» **Provided information**:

-*-*-

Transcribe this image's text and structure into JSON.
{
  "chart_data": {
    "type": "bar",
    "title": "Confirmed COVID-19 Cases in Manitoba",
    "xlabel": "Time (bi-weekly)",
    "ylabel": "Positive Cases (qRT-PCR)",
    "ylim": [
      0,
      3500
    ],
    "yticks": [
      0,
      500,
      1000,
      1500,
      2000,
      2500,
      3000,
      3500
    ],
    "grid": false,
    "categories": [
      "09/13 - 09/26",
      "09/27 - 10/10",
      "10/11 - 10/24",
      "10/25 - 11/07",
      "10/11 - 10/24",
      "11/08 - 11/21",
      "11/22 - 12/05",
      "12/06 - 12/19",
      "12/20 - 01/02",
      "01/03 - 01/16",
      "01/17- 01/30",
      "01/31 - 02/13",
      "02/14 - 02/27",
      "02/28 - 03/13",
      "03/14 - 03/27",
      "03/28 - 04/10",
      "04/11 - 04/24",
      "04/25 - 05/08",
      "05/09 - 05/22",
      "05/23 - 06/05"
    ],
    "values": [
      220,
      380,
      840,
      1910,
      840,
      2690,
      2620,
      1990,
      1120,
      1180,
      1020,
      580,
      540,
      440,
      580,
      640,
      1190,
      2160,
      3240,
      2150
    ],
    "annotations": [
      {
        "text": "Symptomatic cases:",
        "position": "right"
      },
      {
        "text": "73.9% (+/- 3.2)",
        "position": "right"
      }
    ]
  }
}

-*-*-

» **Problem to solve**:
Every line above should be printed again exactly as it stands.

» **Task result**:
Transcribe this image's text and structure into JSON.
{
  "chart_data": {
    "type": "bar",
    "title": "Confirmed COVID-19 Cases in Manitoba",
    "xlabel": "Time (bi-weekly)",
    "ylabel": "Positive Cases (qRT-PCR)",
    "ylim": [
      0,
      3500
    ],
    "yticks": [
      0,
      500,
      1000,
      1500,
      2000,
      2500,
      3000,
      3500
    ],
    "grid": false,
    "categories": [
      "09/13 - 09/26",
      "09/27 - 10/10",
      "10/11 - 10/24",
      "10/25 - 11/07",
      "10/11 - 10/24",
      "11/08 - 11/21",
      "11/22 - 12/05",
      "12/06 - 12/19",
      "12/20 - 01/02",
      "01/03 - 01/16",
      "01/17- 01/30",
      "01/31 - 02/13",
      "02/14 - 02/27",
      "02/28 - 03/13",
      "03/14 - 03/27",
      "03/28 - 04/10",
      "04/11 - 04/24",
      "04/25 - 05/08",
      "05/09 - 05/22",
      "05/23 - 06/05"
    ],
    "values": [
      220,
      380,
      840,
      1910,
      840,
      2690,
      2620,
      1990,
      1120,
      1180,
      1020,
      580,
      540,
      440,
      580,
      640,
      1190,
      2160,
      3240,
      2150
    ],
    "annotations": [
      {
        "text": "Symptomatic cases:",
        "position": "right"
      },
      {
        "text": "73.9% (+/- 3.2)",
        "position": "right"
      }
    ]
  }
}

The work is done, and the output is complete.